> TASK: The entries below contain pictures. Retype everything except those pictures, exactly as given.

> RECORDS SUPPLIED:
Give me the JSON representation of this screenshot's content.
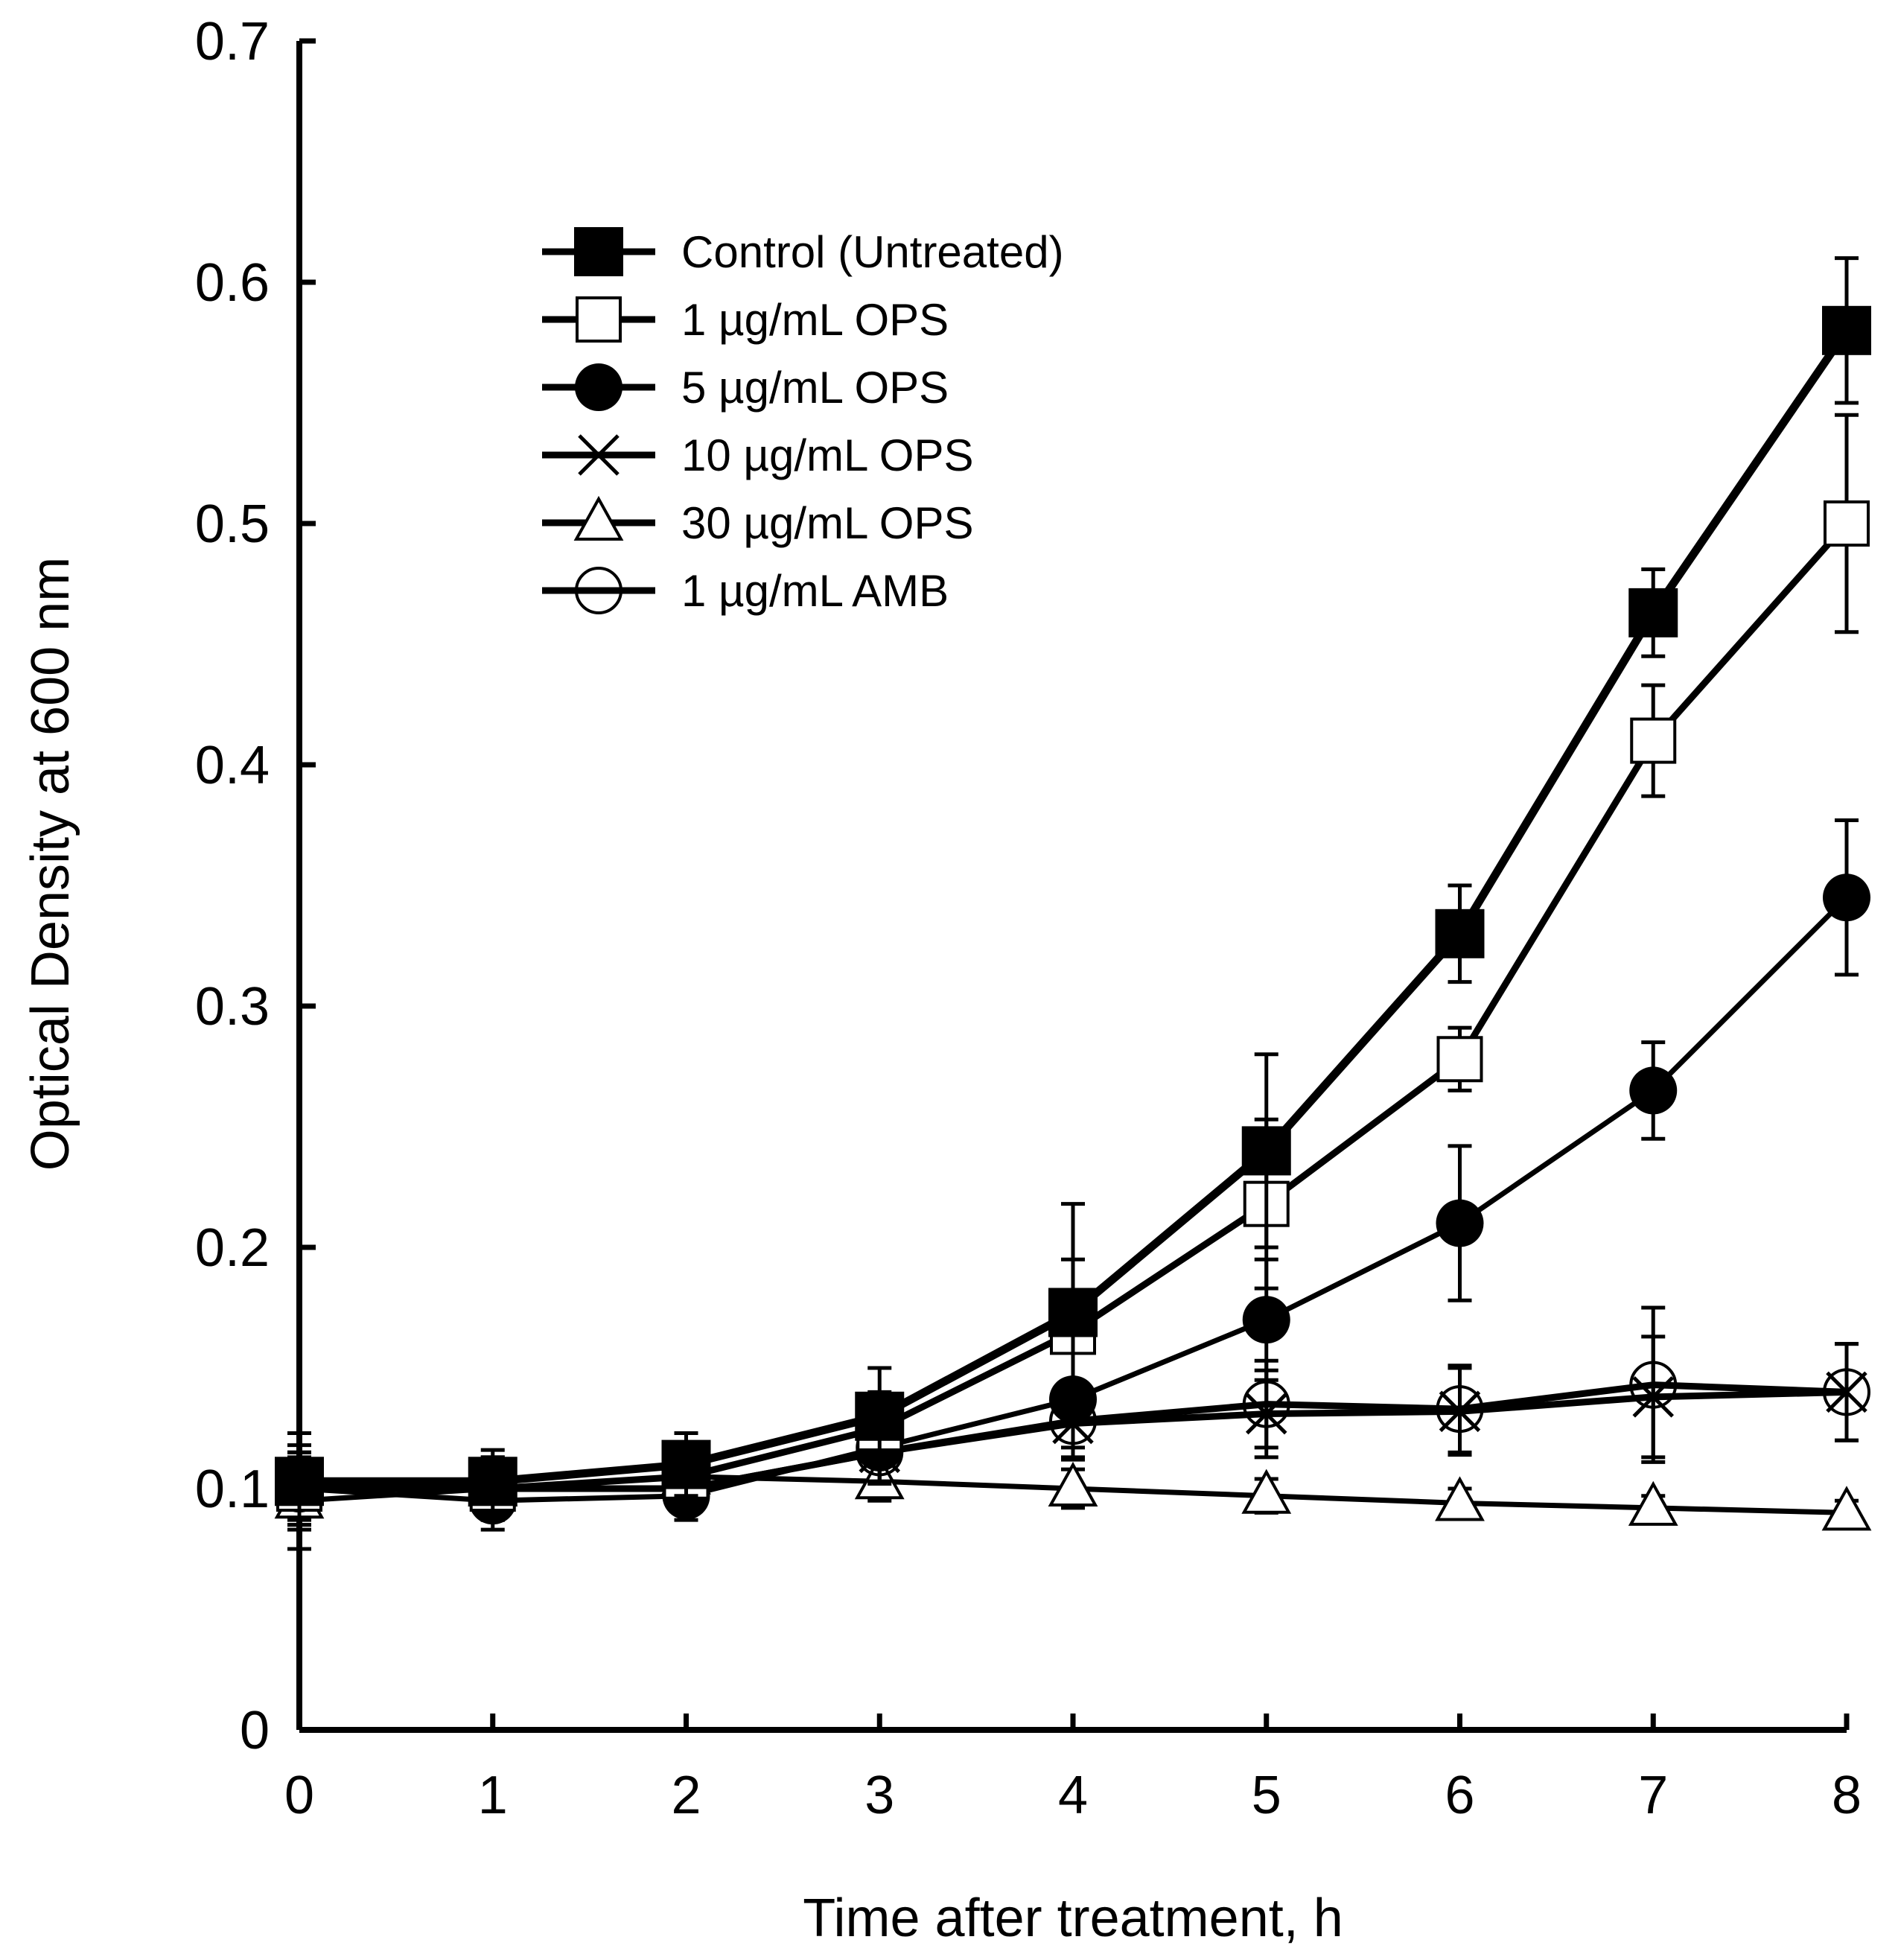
{
  "chart_data": {
    "type": "line",
    "title": "",
    "xlabel": "Time after treatment, h",
    "ylabel": "Optical Density at 600 nm",
    "xlim": [
      0,
      8
    ],
    "ylim": [
      0,
      0.7
    ],
    "grid": false,
    "legend_position": "top-left",
    "x_ticks": [
      "0",
      "1",
      "2",
      "3",
      "4",
      "5",
      "6",
      "7",
      "8"
    ],
    "y_ticks": [
      "0",
      "0.1",
      "0.2",
      "0.3",
      "0.4",
      "0.5",
      "0.6",
      "0.7"
    ],
    "x": [
      0,
      1,
      2,
      3,
      4,
      5,
      6,
      7,
      8
    ],
    "series": [
      {
        "name": "Control (Untreated)",
        "marker": "filled-square",
        "values": [
          0.103,
          0.103,
          0.11,
          0.13,
          0.173,
          0.24,
          0.33,
          0.463,
          0.58
        ],
        "errors": [
          0.02,
          0.013,
          0.013,
          0.02,
          0.045,
          0.04,
          0.02,
          0.018,
          0.03
        ]
      },
      {
        "name": "1 µg/mL OPS",
        "marker": "open-square",
        "values": [
          0.1,
          0.1,
          0.105,
          0.125,
          0.165,
          0.218,
          0.278,
          0.41,
          0.5
        ],
        "errors": [
          0.015,
          0.012,
          0.013,
          0.015,
          0.03,
          0.035,
          0.013,
          0.023,
          0.045
        ]
      },
      {
        "name": "5 µg/mL OPS",
        "marker": "filled-circle",
        "values": [
          0.1,
          0.095,
          0.097,
          0.117,
          0.137,
          0.17,
          0.21,
          0.265,
          0.345
        ],
        "errors": [
          0.013,
          0.012,
          0.01,
          0.015,
          0.02,
          0.025,
          0.032,
          0.02,
          0.032
        ]
      },
      {
        "name": "10 µg/mL OPS",
        "marker": "cross",
        "values": [
          0.103,
          0.1,
          0.1,
          0.115,
          0.127,
          0.131,
          0.132,
          0.138,
          0.14
        ],
        "errors": [
          0.015,
          0.013,
          0.01,
          0.012,
          0.015,
          0.018,
          0.018,
          0.025,
          0.02
        ]
      },
      {
        "name": "30 µg/mL OPS",
        "marker": "open-triangle",
        "values": [
          0.095,
          0.1,
          0.105,
          0.103,
          0.1,
          0.097,
          0.094,
          0.092,
          0.09
        ],
        "errors": [
          0.02,
          0.012,
          0.01,
          0.008,
          0.008,
          0.007,
          0.006,
          0.005,
          0.005
        ]
      },
      {
        "name": "1 µg/mL AMB",
        "marker": "open-circle",
        "values": [
          0.1,
          0.1,
          0.1,
          0.115,
          0.128,
          0.135,
          0.133,
          0.143,
          0.14
        ],
        "errors": [
          0.015,
          0.013,
          0.01,
          0.012,
          0.015,
          0.018,
          0.018,
          0.032,
          0.02
        ]
      }
    ]
  }
}
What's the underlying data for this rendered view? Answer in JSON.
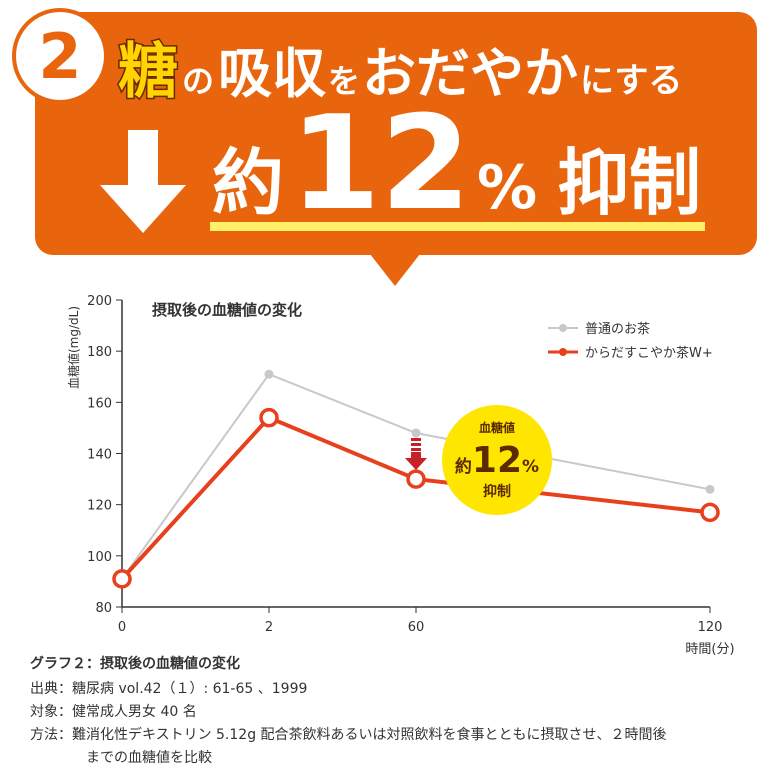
{
  "header": {
    "number": "2",
    "line1": [
      "糖",
      "の",
      "吸収",
      "を",
      "おだやか",
      "にする"
    ],
    "line2": [
      "約",
      "12",
      "%",
      "抑制"
    ]
  },
  "chart_data": {
    "type": "line",
    "title": "摂取後の血糖値の変化",
    "y_label": "血糖値(mg/dL)",
    "x_label": "時間(分)",
    "categories": [
      "0",
      "2",
      "60",
      "120"
    ],
    "series": [
      {
        "name": "普通のお茶",
        "color": "#c8c8c8",
        "values": [
          91,
          171,
          148,
          126
        ]
      },
      {
        "name": "からだすこやか茶W+",
        "color": "#e8401c",
        "values": [
          91,
          154,
          130,
          117
        ]
      }
    ],
    "ylim": [
      80,
      200
    ],
    "yticks": [
      80,
      100,
      120,
      140,
      160,
      180,
      200
    ],
    "annotation": [
      "血糖値",
      "約",
      "12",
      "%",
      "抑制"
    ]
  },
  "notes": {
    "caption": "グラフ２：摂取後の血糖値の変化",
    "lines": [
      "出典：糖尿病 vol.42（１）: 61-65 、1999",
      "対象：健常成人男女 40 名",
      "方法：難消化性デキストリン 5.12g 配合茶飲料あるいは対照飲料を食事とともに摂取させ、２時間後",
      "までの血糖値を比較"
    ]
  }
}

> EXPECTED ANSWER:
Give me the JSON representation of this screenshot's content.
{
  "chart_data": {
    "type": "line",
    "title": "",
    "xlabel": "Time after treatment, h",
    "ylabel": "Optical Density at 600 nm",
    "xlim": [
      0,
      8
    ],
    "ylim": [
      0,
      0.7
    ],
    "grid": false,
    "legend_position": "top-left",
    "x_ticks": [
      "0",
      "1",
      "2",
      "3",
      "4",
      "5",
      "6",
      "7",
      "8"
    ],
    "y_ticks": [
      "0",
      "0.1",
      "0.2",
      "0.3",
      "0.4",
      "0.5",
      "0.6",
      "0.7"
    ],
    "x": [
      0,
      1,
      2,
      3,
      4,
      5,
      6,
      7,
      8
    ],
    "series": [
      {
        "name": "Control (Untreated)",
        "marker": "filled-square",
        "values": [
          0.103,
          0.103,
          0.11,
          0.13,
          0.173,
          0.24,
          0.33,
          0.463,
          0.58
        ],
        "errors": [
          0.02,
          0.013,
          0.013,
          0.02,
          0.045,
          0.04,
          0.02,
          0.018,
          0.03
        ]
      },
      {
        "name": "1 µg/mL OPS",
        "marker": "open-square",
        "values": [
          0.1,
          0.1,
          0.105,
          0.125,
          0.165,
          0.218,
          0.278,
          0.41,
          0.5
        ],
        "errors": [
          0.015,
          0.012,
          0.013,
          0.015,
          0.03,
          0.035,
          0.013,
          0.023,
          0.045
        ]
      },
      {
        "name": "5 µg/mL OPS",
        "marker": "filled-circle",
        "values": [
          0.1,
          0.095,
          0.097,
          0.117,
          0.137,
          0.17,
          0.21,
          0.265,
          0.345
        ],
        "errors": [
          0.013,
          0.012,
          0.01,
          0.015,
          0.02,
          0.025,
          0.032,
          0.02,
          0.032
        ]
      },
      {
        "name": "10 µg/mL OPS",
        "marker": "cross",
        "values": [
          0.103,
          0.1,
          0.1,
          0.115,
          0.127,
          0.131,
          0.132,
          0.138,
          0.14
        ],
        "errors": [
          0.015,
          0.013,
          0.01,
          0.012,
          0.015,
          0.018,
          0.018,
          0.025,
          0.02
        ]
      },
      {
        "name": "30 µg/mL OPS",
        "marker": "open-triangle",
        "values": [
          0.095,
          0.1,
          0.105,
          0.103,
          0.1,
          0.097,
          0.094,
          0.092,
          0.09
        ],
        "errors": [
          0.02,
          0.012,
          0.01,
          0.008,
          0.008,
          0.007,
          0.006,
          0.005,
          0.005
        ]
      },
      {
        "name": "1 µg/mL AMB",
        "marker": "open-circle",
        "values": [
          0.1,
          0.1,
          0.1,
          0.115,
          0.128,
          0.135,
          0.133,
          0.143,
          0.14
        ],
        "errors": [
          0.015,
          0.013,
          0.01,
          0.012,
          0.015,
          0.018,
          0.018,
          0.032,
          0.02
        ]
      }
    ]
  }
}
What's the underlying data for this rendered view? Answer in JSON.
{
  "header": {
    "number": "2",
    "line1": [
      "糖",
      "の",
      "吸収",
      "を",
      "おだやか",
      "にする"
    ],
    "line2": [
      "約",
      "12",
      "%",
      "抑制"
    ]
  },
  "chart_data": {
    "type": "line",
    "title": "摂取後の血糖値の変化",
    "y_label": "血糖値(mg/dL)",
    "x_label": "時間(分)",
    "categories": [
      "0",
      "2",
      "60",
      "120"
    ],
    "series": [
      {
        "name": "普通のお茶",
        "color": "#c8c8c8",
        "values": [
          91,
          171,
          148,
          126
        ]
      },
      {
        "name": "からだすこやか茶W+",
        "color": "#e8401c",
        "values": [
          91,
          154,
          130,
          117
        ]
      }
    ],
    "ylim": [
      80,
      200
    ],
    "yticks": [
      80,
      100,
      120,
      140,
      160,
      180,
      200
    ],
    "annotation": [
      "血糖値",
      "約",
      "12",
      "%",
      "抑制"
    ]
  },
  "notes": {
    "caption": "グラフ２：摂取後の血糖値の変化",
    "lines": [
      "出典：糖尿病 vol.42（１）: 61-65 、1999",
      "対象：健常成人男女 40 名",
      "方法：難消化性デキストリン 5.12g 配合茶飲料あるいは対照飲料を食事とともに摂取させ、２時間後",
      "までの血糖値を比較"
    ]
  }
}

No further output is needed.